INSTRUCTION ▸ Write the count of lines that contain the word "JSON" and nothing else.

PROVIDED DATA ▸
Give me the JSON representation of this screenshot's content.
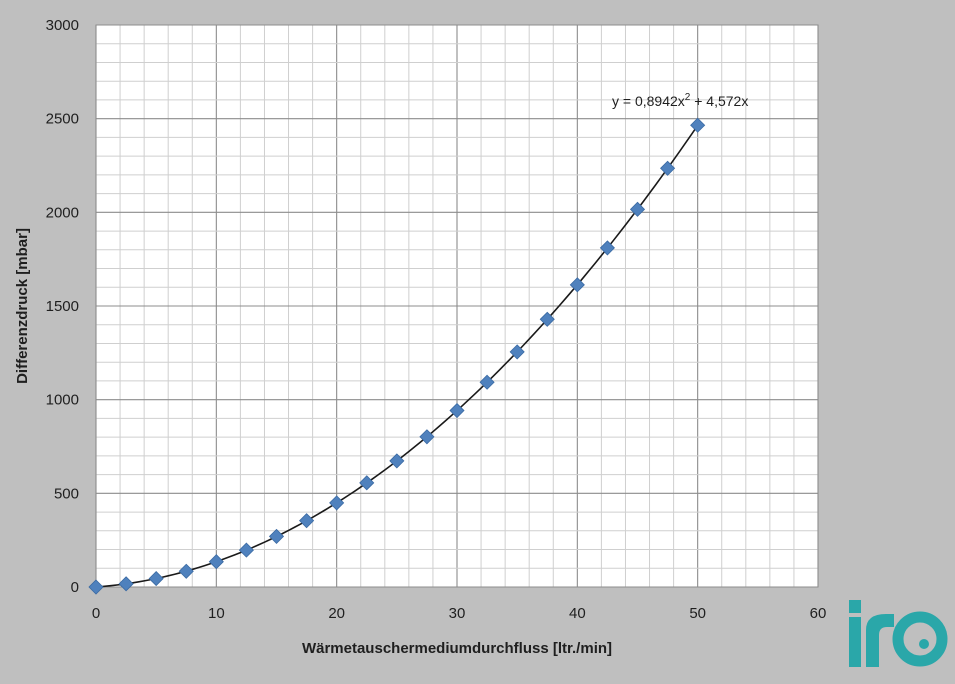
{
  "chart_data": {
    "type": "scatter",
    "title": "",
    "xlabel": "Wärmetauschermediumdurchfluss [ltr./min]",
    "ylabel": "Differenzdruck [mbar]",
    "xlim": [
      0,
      60
    ],
    "ylim": [
      0,
      3000
    ],
    "x_ticks": [
      "0",
      "10",
      "20",
      "30",
      "40",
      "50",
      "60"
    ],
    "y_ticks": [
      "0",
      "500",
      "1000",
      "1500",
      "2000",
      "2500",
      "3000"
    ],
    "grid": true,
    "legend": "none",
    "marker_color": "#4f81bd",
    "trendline_color": "#1a1a1a",
    "trendline": {
      "type": "polynomial",
      "a": 0.8942,
      "b": 4.572,
      "equation_prefix": "y = 0,8942x",
      "equation_sup": "2",
      "equation_suffix": " + 4,572x"
    },
    "series": [
      {
        "x": [
          0,
          2.5,
          5,
          7.5,
          10,
          12.5,
          15,
          17.5,
          20,
          22.5,
          25,
          27.5,
          30,
          32.5,
          35,
          37.5,
          40,
          42.5,
          45,
          47.5,
          50
        ],
        "y": [
          0,
          17,
          45,
          84,
          135,
          197,
          270,
          354,
          449,
          556,
          673,
          802,
          942,
          1093,
          1255,
          1429,
          1613,
          1810,
          2016,
          2235,
          2465
        ]
      }
    ]
  },
  "logo": {
    "text": "iro",
    "color": "#2aa7a9"
  }
}
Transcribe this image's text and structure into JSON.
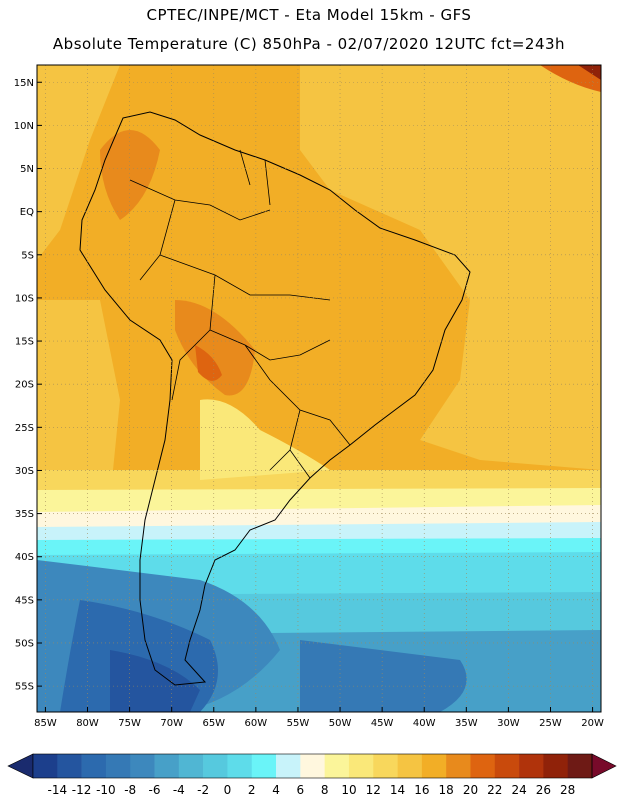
{
  "header": {
    "line1": "CPTEC/INPE/MCT -  Eta Model 15km - GFS",
    "line2": "Absolute Temperature (C) 850hPa - 02/07/2020 12UTC fct=243h"
  },
  "map": {
    "lon_range": [
      -86,
      -19
    ],
    "lat_range": [
      -58,
      17
    ],
    "lat_labels": [
      "15N",
      "10N",
      "5N",
      "EQ",
      "5S",
      "10S",
      "15S",
      "20S",
      "25S",
      "30S",
      "35S",
      "40S",
      "45S",
      "50S",
      "55S"
    ],
    "lat_values": [
      15,
      10,
      5,
      0,
      -5,
      -10,
      -15,
      -20,
      -25,
      -30,
      -35,
      -40,
      -45,
      -50,
      -55
    ],
    "lon_labels": [
      "85W",
      "80W",
      "75W",
      "70W",
      "65W",
      "60W",
      "55W",
      "50W",
      "45W",
      "40W",
      "35W",
      "30W",
      "25W",
      "20W"
    ],
    "lon_values": [
      -85,
      -80,
      -75,
      -70,
      -65,
      -60,
      -55,
      -50,
      -45,
      -40,
      -35,
      -30,
      -25,
      -20
    ],
    "grid": true
  },
  "colorbar": {
    "labels": [
      "-14",
      "-12",
      "-10",
      "-8",
      "-6",
      "-4",
      "-2",
      "0",
      "2",
      "4",
      "6",
      "8",
      "10",
      "12",
      "14",
      "16",
      "18",
      "20",
      "22",
      "24",
      "26",
      "28"
    ],
    "colors": [
      "#1c3f8c",
      "#24559f",
      "#2c6aae",
      "#3579b5",
      "#3d88bd",
      "#47a0c8",
      "#50b6d3",
      "#56c9de",
      "#5edcea",
      "#6af4f8",
      "#c8f3fa",
      "#fff7de",
      "#fbf59a",
      "#fae879",
      "#f8d75c",
      "#f5c442",
      "#f2ae26",
      "#e88a1c",
      "#de6410",
      "#c94a0c",
      "#b0330b",
      "#902209",
      "#6e1a15"
    ],
    "under_color": "#1a2b6e",
    "over_color": "#780a2a"
  }
}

COMPLETE RESPONSE ▸ 2